=== WHAT THIS TASK INVOLVES ===
Gather up every line that includes the string "Schul".

[Extracted data entries]

----

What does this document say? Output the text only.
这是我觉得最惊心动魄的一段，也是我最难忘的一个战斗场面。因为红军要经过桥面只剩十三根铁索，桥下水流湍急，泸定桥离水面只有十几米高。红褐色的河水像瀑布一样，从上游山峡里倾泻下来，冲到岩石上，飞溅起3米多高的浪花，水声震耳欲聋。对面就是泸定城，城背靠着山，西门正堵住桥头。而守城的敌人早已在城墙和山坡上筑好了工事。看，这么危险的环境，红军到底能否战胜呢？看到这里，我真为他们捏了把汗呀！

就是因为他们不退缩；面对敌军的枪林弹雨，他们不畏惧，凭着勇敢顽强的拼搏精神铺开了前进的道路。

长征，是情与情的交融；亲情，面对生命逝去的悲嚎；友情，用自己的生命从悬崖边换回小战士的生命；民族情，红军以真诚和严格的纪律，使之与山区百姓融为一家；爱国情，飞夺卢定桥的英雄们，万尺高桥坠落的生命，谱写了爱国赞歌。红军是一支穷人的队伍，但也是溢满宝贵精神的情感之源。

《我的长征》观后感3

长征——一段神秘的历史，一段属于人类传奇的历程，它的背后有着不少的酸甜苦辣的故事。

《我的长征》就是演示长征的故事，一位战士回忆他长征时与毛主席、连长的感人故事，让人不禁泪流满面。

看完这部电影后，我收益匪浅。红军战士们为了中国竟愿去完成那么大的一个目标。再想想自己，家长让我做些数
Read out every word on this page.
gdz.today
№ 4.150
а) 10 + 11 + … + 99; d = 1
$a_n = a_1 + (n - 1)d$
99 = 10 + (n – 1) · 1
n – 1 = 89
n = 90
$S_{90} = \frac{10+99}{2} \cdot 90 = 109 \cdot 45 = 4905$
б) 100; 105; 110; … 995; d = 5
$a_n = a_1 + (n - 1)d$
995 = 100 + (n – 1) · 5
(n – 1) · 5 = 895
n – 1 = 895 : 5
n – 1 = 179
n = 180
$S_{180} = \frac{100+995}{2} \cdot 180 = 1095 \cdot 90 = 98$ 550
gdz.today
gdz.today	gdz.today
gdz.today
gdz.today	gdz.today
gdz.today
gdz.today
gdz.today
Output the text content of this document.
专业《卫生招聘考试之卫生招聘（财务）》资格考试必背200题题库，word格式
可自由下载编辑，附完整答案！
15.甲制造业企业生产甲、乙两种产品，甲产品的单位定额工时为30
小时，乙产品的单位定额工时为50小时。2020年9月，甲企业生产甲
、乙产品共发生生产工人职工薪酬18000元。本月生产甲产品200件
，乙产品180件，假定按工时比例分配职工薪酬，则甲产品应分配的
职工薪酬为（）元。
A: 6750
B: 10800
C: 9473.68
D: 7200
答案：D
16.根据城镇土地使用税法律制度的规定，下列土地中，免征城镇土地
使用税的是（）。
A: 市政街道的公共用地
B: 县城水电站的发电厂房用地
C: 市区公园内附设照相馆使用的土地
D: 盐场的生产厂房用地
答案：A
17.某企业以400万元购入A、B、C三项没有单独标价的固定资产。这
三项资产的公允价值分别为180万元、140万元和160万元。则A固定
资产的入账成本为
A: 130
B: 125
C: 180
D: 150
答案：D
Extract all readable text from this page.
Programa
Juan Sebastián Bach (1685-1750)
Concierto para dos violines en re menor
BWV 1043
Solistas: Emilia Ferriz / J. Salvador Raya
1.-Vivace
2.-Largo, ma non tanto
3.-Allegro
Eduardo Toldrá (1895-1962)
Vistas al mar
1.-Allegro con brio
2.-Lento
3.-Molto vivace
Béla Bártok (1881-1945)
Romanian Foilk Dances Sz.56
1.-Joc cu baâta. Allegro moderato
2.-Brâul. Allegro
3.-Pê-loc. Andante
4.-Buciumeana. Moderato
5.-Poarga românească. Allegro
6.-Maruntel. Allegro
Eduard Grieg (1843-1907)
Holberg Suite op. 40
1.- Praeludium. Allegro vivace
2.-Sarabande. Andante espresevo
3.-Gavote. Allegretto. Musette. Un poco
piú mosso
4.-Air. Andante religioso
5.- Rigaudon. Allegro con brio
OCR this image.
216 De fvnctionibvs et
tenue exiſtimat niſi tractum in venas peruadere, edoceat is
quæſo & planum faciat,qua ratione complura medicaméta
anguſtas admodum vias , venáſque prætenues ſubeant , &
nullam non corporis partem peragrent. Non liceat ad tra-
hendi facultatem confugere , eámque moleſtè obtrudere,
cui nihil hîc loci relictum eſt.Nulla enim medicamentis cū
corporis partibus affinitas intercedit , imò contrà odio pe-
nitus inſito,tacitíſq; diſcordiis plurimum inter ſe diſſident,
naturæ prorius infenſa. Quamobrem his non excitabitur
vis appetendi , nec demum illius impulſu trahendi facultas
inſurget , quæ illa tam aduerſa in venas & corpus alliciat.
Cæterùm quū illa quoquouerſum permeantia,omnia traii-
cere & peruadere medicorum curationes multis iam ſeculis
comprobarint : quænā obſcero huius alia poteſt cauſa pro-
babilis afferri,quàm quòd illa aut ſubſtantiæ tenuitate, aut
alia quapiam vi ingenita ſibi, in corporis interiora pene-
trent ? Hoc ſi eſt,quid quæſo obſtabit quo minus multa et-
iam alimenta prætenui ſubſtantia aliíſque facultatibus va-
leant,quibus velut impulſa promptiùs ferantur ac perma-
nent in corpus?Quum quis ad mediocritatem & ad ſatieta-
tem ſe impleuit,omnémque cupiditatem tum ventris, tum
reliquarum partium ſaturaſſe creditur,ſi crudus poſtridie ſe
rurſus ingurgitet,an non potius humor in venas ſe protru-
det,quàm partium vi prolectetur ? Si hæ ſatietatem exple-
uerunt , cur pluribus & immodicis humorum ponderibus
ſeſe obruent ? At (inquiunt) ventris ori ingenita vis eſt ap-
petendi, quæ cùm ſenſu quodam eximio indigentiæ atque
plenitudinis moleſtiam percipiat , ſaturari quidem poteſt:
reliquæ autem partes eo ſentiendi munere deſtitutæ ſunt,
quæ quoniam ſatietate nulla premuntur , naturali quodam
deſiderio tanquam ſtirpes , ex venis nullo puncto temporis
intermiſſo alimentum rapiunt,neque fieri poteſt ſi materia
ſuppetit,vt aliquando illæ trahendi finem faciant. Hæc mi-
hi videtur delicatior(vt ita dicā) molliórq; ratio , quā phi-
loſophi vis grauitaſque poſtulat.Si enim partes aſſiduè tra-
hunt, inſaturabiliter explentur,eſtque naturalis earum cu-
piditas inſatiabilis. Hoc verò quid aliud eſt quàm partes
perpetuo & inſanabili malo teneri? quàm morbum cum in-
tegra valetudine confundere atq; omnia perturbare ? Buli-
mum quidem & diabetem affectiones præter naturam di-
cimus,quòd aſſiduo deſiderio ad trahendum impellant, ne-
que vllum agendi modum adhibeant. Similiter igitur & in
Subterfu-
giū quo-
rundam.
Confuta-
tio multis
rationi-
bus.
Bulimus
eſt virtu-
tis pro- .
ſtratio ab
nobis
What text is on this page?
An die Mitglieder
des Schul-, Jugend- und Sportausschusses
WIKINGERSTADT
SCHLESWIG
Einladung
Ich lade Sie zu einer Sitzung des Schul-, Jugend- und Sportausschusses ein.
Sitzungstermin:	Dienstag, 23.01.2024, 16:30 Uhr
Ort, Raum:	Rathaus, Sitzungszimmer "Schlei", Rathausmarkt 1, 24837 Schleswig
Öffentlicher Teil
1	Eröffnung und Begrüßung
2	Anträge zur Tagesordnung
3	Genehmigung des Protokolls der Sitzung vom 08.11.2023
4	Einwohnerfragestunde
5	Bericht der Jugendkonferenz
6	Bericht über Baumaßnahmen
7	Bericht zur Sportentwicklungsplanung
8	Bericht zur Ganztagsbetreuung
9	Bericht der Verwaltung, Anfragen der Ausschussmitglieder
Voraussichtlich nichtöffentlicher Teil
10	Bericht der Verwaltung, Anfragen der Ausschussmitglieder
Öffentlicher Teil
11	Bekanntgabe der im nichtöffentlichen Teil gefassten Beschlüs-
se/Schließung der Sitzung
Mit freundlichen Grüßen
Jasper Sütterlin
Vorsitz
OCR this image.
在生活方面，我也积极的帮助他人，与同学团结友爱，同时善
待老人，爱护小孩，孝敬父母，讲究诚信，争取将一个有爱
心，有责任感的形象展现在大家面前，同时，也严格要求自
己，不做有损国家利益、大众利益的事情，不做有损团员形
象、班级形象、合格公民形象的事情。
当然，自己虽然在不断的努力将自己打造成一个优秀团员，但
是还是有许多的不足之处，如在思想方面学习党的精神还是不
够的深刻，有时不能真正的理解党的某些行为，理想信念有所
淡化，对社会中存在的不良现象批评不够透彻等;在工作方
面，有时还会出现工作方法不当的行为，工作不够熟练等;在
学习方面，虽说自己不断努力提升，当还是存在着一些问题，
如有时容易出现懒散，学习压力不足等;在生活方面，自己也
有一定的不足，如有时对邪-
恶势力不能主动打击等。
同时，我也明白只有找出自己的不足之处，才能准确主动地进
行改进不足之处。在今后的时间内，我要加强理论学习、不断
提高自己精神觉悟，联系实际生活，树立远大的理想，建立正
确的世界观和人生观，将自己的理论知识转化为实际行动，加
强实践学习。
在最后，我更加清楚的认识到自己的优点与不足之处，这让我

----

=== SOLVED EXERCISE ===
des Schul-, Jugend- und Sportausschusses
Ich lade Sie zu einer Sitzung des Schul-, Jugend- und Sportausschusses ein.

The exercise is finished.